■ What you are asked to do: Filter the records for lines holding the string "Time".

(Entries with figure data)

<<<<

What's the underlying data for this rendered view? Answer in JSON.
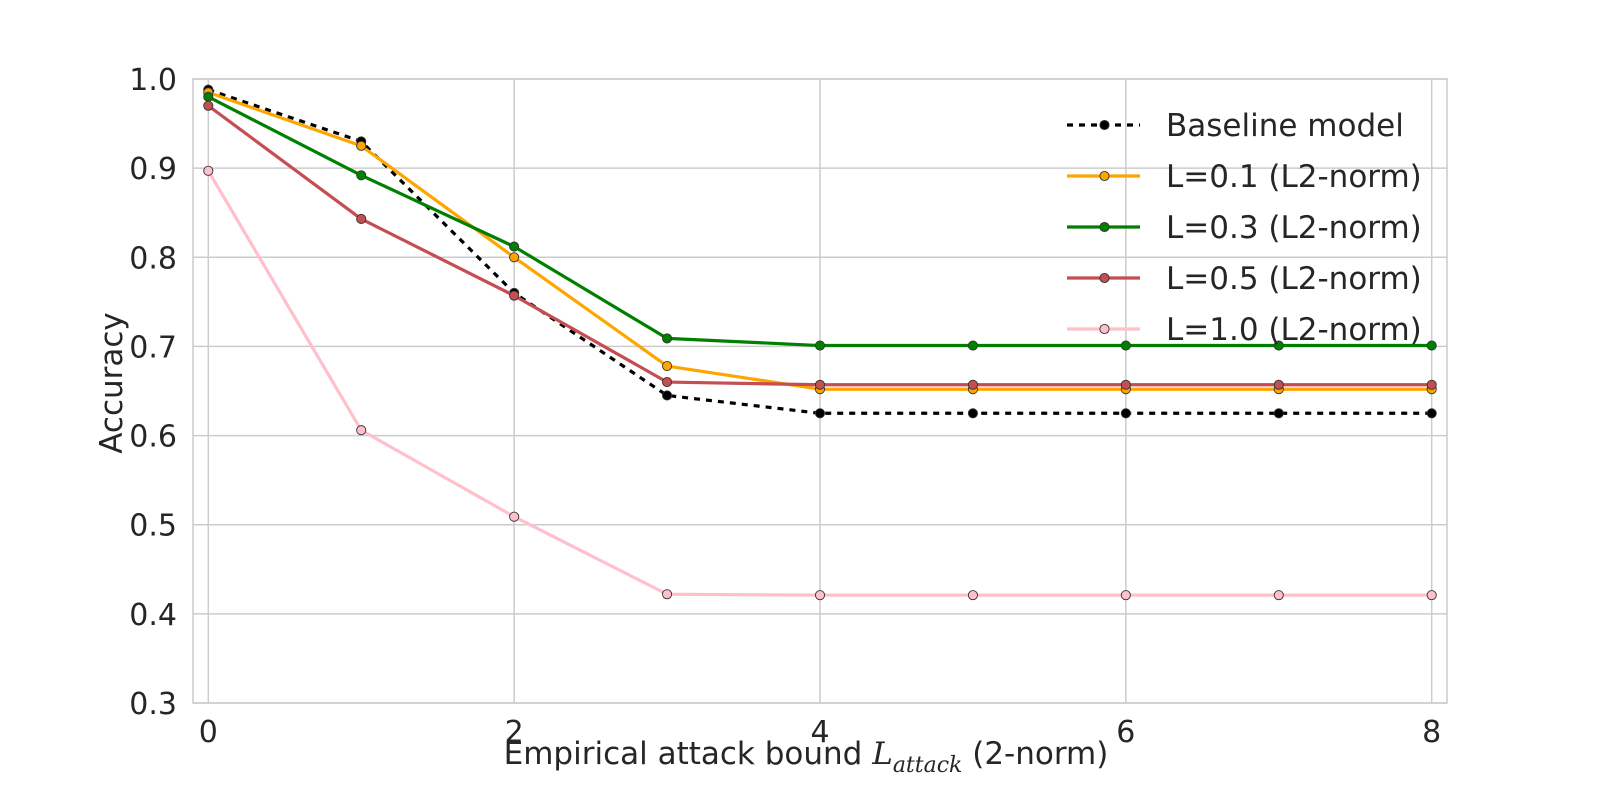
{
  "chart_data": {
    "type": "line",
    "title": "",
    "xlabel": {
      "prefix": "Empirical attack bound ",
      "symbol_main": "L",
      "symbol_sub": "attack",
      "suffix": " (2-norm)"
    },
    "ylabel": "Accuracy",
    "xlim": [
      -0.1,
      8.1
    ],
    "ylim": [
      0.3,
      1.0
    ],
    "x_ticks": [
      "0",
      "2",
      "4",
      "6",
      "8"
    ],
    "y_ticks": [
      "0.3",
      "0.4",
      "0.5",
      "0.6",
      "0.7",
      "0.8",
      "0.9",
      "1.0"
    ],
    "grid": true,
    "legend_position": "top-right",
    "x": [
      0,
      1,
      2,
      3,
      4,
      5,
      6,
      7,
      8
    ],
    "series": [
      {
        "name": "Baseline model",
        "color": "#000000",
        "dashed": true,
        "marker_fill": "#000000",
        "values": [
          0.988,
          0.93,
          0.76,
          0.645,
          0.625,
          0.625,
          0.625,
          0.625,
          0.625
        ]
      },
      {
        "name": "L=0.1 (L2-norm)",
        "color": "#ffa500",
        "dashed": false,
        "marker_fill": "#ffa500",
        "values": [
          0.985,
          0.925,
          0.8,
          0.678,
          0.652,
          0.652,
          0.652,
          0.652,
          0.652
        ]
      },
      {
        "name": "L=0.3 (L2-norm)",
        "color": "#008000",
        "dashed": false,
        "marker_fill": "#008000",
        "values": [
          0.98,
          0.892,
          0.812,
          0.709,
          0.701,
          0.701,
          0.701,
          0.701,
          0.701
        ]
      },
      {
        "name": "L=0.5 (L2-norm)",
        "color": "#c44e52",
        "dashed": false,
        "marker_fill": "#c44e52",
        "values": [
          0.97,
          0.843,
          0.757,
          0.66,
          0.657,
          0.657,
          0.657,
          0.657,
          0.657
        ]
      },
      {
        "name": "L=1.0 (L2-norm)",
        "color": "#ffc0cb",
        "dashed": false,
        "marker_fill": "#ffc0cb",
        "values": [
          0.897,
          0.606,
          0.509,
          0.422,
          0.421,
          0.421,
          0.421,
          0.421,
          0.421
        ]
      }
    ]
  }
}
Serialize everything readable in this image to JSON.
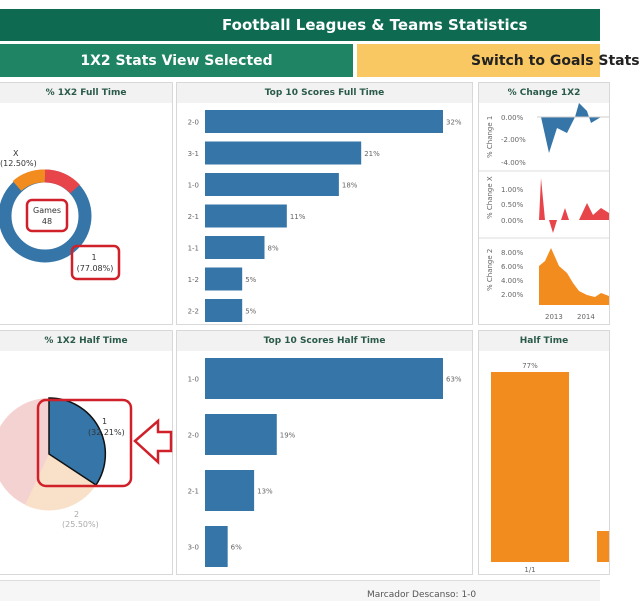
{
  "header": {
    "title": "Football Leagues & Teams Statistics"
  },
  "buttons": {
    "left": "1X2 Stats View Selected",
    "right": "Switch to Goals Stats"
  },
  "panels": {
    "ft_pie_title": "% 1X2 Full Time",
    "ft_scores_title": "Top 10 Scores Full Time",
    "change_title": "% Change 1X2",
    "ht_pie_title": "% 1X2 Half Time",
    "ht_scores_title": "Top 10 Scores Half Time",
    "ht_bar_title": "Half Time"
  },
  "ft_donut": {
    "x_label": "X",
    "x_pct": "(12.50%)",
    "games_label": "Games",
    "games_value": "48",
    "one_label": "1",
    "one_pct": "(77.08%)"
  },
  "ht_pie": {
    "one_label": "1",
    "one_pct": "(32.21%)",
    "two_label": "2",
    "two_pct": "(25.50%)"
  },
  "chart_data": [
    {
      "type": "bar",
      "title": "Top 10 Scores Full Time",
      "categories": [
        "2-0",
        "3-1",
        "1-0",
        "2-1",
        "1-1",
        "1-2",
        "2-2"
      ],
      "values": [
        32,
        21,
        18,
        11,
        8,
        5,
        5
      ],
      "labels": [
        "32%",
        "21%",
        "18%",
        "11%",
        "8%",
        "5%",
        "5%"
      ],
      "color": "#3575a8"
    },
    {
      "type": "bar",
      "title": "Top 10 Scores Half Time",
      "categories": [
        "1-0",
        "2-0",
        "2-1",
        "3-0"
      ],
      "values": [
        63,
        19,
        13,
        6
      ],
      "labels": [
        "63%",
        "19%",
        "13%",
        "6%"
      ],
      "color": "#3575a8"
    },
    {
      "type": "area",
      "title": "% Change 1X2",
      "panes": [
        {
          "ylabel": "% Change 1",
          "ticks": [
            "0.00%",
            "-2.00%",
            "-4.00%"
          ],
          "color": "#3575a8"
        },
        {
          "ylabel": "% Change X",
          "ticks": [
            "1.00%",
            "0.50%",
            "0.00%"
          ],
          "color": "#e8454a"
        },
        {
          "ylabel": "% Change 2",
          "ticks": [
            "8.00%",
            "6.00%",
            "4.00%",
            "2.00%"
          ],
          "color": "#f28c1e"
        }
      ],
      "x_ticks": [
        "2013",
        "2014"
      ]
    },
    {
      "type": "bar",
      "title": "Half Time",
      "categories": [
        "1/1"
      ],
      "values": [
        77
      ],
      "labels": [
        "77%"
      ],
      "color": "#f28c1e"
    }
  ],
  "bottom": {
    "text": "Marcador Descanso: 1-0"
  }
}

>>>>

■ Answer:
    "ft_pie_title": "% 1X2 Full Time",
    "ft_scores_title": "Top 10 Scores Full Time",
    "ht_pie_title": "% 1X2 Half Time",
    "ht_scores_title": "Top 10 Scores Half Time",
    "ht_bar_title": "Half Time"
      "title": "Top 10 Scores Full Time",
      "title": "Top 10 Scores Half Time",
      "title": "Half Time",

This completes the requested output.